» TASK PROMPT
Write the material out again exactly as it stands.

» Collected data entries

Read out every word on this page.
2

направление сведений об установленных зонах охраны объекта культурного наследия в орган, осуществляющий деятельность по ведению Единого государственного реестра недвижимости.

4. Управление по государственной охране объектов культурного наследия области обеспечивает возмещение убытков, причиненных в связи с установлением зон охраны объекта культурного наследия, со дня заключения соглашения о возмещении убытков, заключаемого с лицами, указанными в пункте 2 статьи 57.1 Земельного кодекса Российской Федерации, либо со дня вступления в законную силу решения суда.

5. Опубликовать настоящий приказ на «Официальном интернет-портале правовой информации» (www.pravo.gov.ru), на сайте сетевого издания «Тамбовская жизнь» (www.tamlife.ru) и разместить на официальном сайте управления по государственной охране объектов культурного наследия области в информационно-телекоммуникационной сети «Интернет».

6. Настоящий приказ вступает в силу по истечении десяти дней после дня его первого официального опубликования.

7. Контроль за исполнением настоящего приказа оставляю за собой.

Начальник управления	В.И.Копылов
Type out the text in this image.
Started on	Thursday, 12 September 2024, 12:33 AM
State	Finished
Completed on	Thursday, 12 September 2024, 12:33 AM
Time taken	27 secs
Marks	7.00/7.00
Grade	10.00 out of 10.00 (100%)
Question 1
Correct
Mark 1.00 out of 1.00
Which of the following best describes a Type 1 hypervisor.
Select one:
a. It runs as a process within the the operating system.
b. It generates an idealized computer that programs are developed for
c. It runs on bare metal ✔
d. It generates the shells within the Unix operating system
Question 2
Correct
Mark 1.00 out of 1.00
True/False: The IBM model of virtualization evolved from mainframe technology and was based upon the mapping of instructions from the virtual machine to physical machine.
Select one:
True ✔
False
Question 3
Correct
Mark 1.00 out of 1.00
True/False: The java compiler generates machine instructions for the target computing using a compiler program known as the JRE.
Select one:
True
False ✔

» SOLUTION TO THE EXERCISE
Read out every word on this page.
2

направление сведений об установленных зонах охраны объекта культурного наследия в орган, осуществляющий деятельность по ведению Единого государственного реестра недвижимости.

4. Управление по государственной охране объектов культурного наследия области обеспечивает возмещение убытков, причиненных в связи с установлением зон охраны объекта культурного наследия, со дня заключения соглашения о возмещении убытков, заключаемого с лицами, указанными в пункте 2 статьи 57.1 Земельного кодекса Российской Федерации, либо со дня вступления в законную силу решения суда.

5. Опубликовать настоящий приказ на «Официальном интернет-портале правовой информации» (www.pravo.gov.ru), на сайте сетевого издания «Тамбовская жизнь» (www.tamlife.ru) и разместить на официальном сайте управления по государственной охране объектов культурного наследия области в информационно-телекоммуникационной сети «Интернет».

6. Настоящий приказ вступает в силу по истечении десяти дней после дня его первого официального опубликования.

7. Контроль за исполнением настоящего приказа оставляю за собой.

Начальник управления	В.И.Копылов
Type out the text in this image.
Started on	Thursday, 12 September 2024, 12:33 AM
State	Finished
Completed on	Thursday, 12 September 2024, 12:33 AM
Time taken	27 secs
Marks	7.00/7.00
Grade	10.00 out of 10.00 (100%)
Question 1
Correct
Mark 1.00 out of 1.00
Which of the following best describes a Type 1 hypervisor.
Select one:
a. It runs as a process within the the operating system.
b. It generates an idealized computer that programs are developed for
c. It runs on bare metal ✔
d. It generates the shells within the Unix operating system
Question 2
Correct
Mark 1.00 out of 1.00
True/False: The IBM model of virtualization evolved from mainframe technology and was based upon the mapping of instructions from the virtual machine to physical machine.
Select one:
True ✔
False
Question 3
Correct
Mark 1.00 out of 1.00
True/False: The java compiler generates machine instructions for the target computing using a compiler program known as the JRE.
Select one:
True
False ✔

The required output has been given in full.